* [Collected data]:
++++++++

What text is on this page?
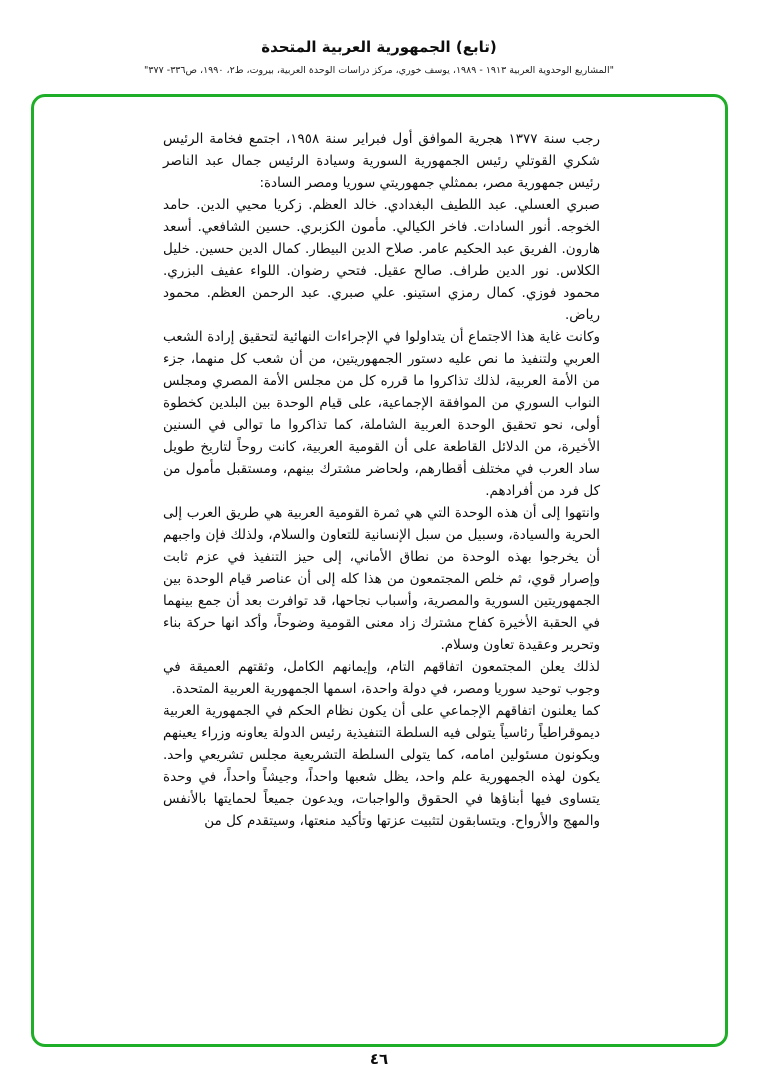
(تابع) الجمهورية العربية المتحدة
"المشاريع الوحدوية العربية ١٩١٣ - ١٩٨٩، يوسف خوري، مركز دراسات الوحدة العربية، بيروت، ط٢، ١٩٩٠، ص٣٣٦- ٣٧٧"

رجب سنة ١٣٧٧ هجرية الموافق أول فبراير سنة ١٩٥٨، اجتمع فخامة الرئيس شكري القوتلي رئيس الجمهورية السورية وسيادة الرئيس جمال عبد الناصر رئيس جمهورية مصر، بممثلي جمهوريتي سوريا ومصر السادة:

صبري العسلي. عبد اللطيف البغدادي. خالد العظم. زكريا محيي الدين. حامد الخوجه. أنور السادات. فاخر الكيالي. مأمون الكزبري. حسين الشافعي. أسعد هارون. الفريق عبد الحكيم عامر. صلاح الدين البيطار. كمال الدين حسين. خليل الكلاس. نور الدين طراف. صالح عقيل. فتحي رضوان. اللواء عفيف البزري. محمود فوزي. كمال رمزي استينو. علي صبري. عبد الرحمن العظم. محمود رياض.

وكانت غاية هذا الاجتماع أن يتداولوا في الإجراءات النهائية لتحقيق إرادة الشعب العربي ولتنفيذ ما نص عليه دستور الجمهوريتين، من أن شعب كل منهما، جزء من الأمة العربية، لذلك تذاكروا ما قرره كل من مجلس الأمة المصري ومجلس النواب السوري من الموافقة الإجماعية، على قيام الوحدة بين البلدين كخطوة أولى، نحو تحقيق الوحدة العربية الشاملة، كما تذاكروا ما توالى في السنين الأخيرة، من الدلائل القاطعة على أن القومية العربية، كانت روحاً لتاريخ طويل ساد العرب في مختلف أقطارهم، ولحاضر مشترك بينهم، ومستقبل مأمول من كل فرد من أفرادهم.

وانتهوا إلى أن هذه الوحدة التي هي ثمرة القومية العربية هي طريق العرب إلى الحرية والسيادة، وسبيل من سبل الإنسانية للتعاون والسلام، ولذلك فإن واجبهم أن يخرجوا بهذه الوحدة من نطاق الأماني، إلى حيز التنفيذ في عزم ثابت وإصرار قوي، ثم خلص المجتمعون من هذا كله إلى أن عناصر قيام الوحدة بين الجمهوريتين السورية والمصرية، وأسباب نجاحها، قد توافرت بعد أن جمع بينهما في الحقبة الأخيرة كفاح مشترك زاد معنى القومية وضوحاً، وأكد انها حركة بناء وتحرير وعقيدة تعاون وسلام.

لذلك يعلن المجتمعون اتفاقهم التام، وإيمانهم الكامل، وثقتهم العميقة في وجوب توحيد سوريا ومصر، في دولة واحدة، اسمها الجمهورية العربية المتحدة.

كما يعلنون اتفاقهم الإجماعي على أن يكون نظام الحكم في الجمهورية العربية ديموقراطياً رئاسياً يتولى فيه السلطة التنفيذية رئيس الدولة يعاونه وزراء يعينهم ويكونون مسئولين امامه، كما يتولى السلطة التشريعية مجلس تشريعي واحد. يكون لهذه الجمهورية علم واحد، يظل شعبها واحداً، وجيشاً واحداً، في وحدة يتساوى فيها أبناؤها في الحقوق والواجبات، ويدعون جميعاً لحمايتها بالأنفس والمهج والأرواح. ويتسابقون لتثبيت عزتها وتأكيد منعتها، وسيتقدم كل من

٤٦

++++++++

Copy all lines of the material above where the string "قيام" occurs.

* [Correct answer]:
وكانت غاية هذا الاجتماع أن يتداولوا في الإجراءات النهائية لتحقيق إرادة الشعب العربي ولتنفيذ ما نص عليه دستور الجمهوريتين، من أن شعب كل منهما، جزء من الأمة العربية، لذلك تذاكروا ما قرره كل من مجلس الأمة المصري ومجلس النواب السوري من الموافقة الإجماعية، على قيام الوحدة بين البلدين كخطوة أولى، نحو تحقيق الوحدة العربية الشاملة، كما تذاكروا ما توالى في السنين الأخيرة، من الدلائل القاطعة على أن القومية العربية، كانت روحاً لتاريخ طويل ساد العرب في مختلف أقطارهم، ولحاضر مشترك بينهم، ومستقبل مأمول من كل فرد من أفرادهم.
وانتهوا إلى أن هذه الوحدة التي هي ثمرة القومية العربية هي طريق العرب إلى الحرية والسيادة، وسبيل من سبل الإنسانية للتعاون والسلام، ولذلك فإن واجبهم أن يخرجوا بهذه الوحدة من نطاق الأماني، إلى حيز التنفيذ في عزم ثابت وإصرار قوي، ثم خلص المجتمعون من هذا كله إلى أن عناصر قيام الوحدة بين الجمهوريتين السورية والمصرية، وأسباب نجاحها، قد توافرت بعد أن جمع بينهما في الحقبة الأخيرة كفاح مشترك زاد معنى القومية وضوحاً، وأكد انها حركة بناء وتحرير وعقيدة تعاون وسلام.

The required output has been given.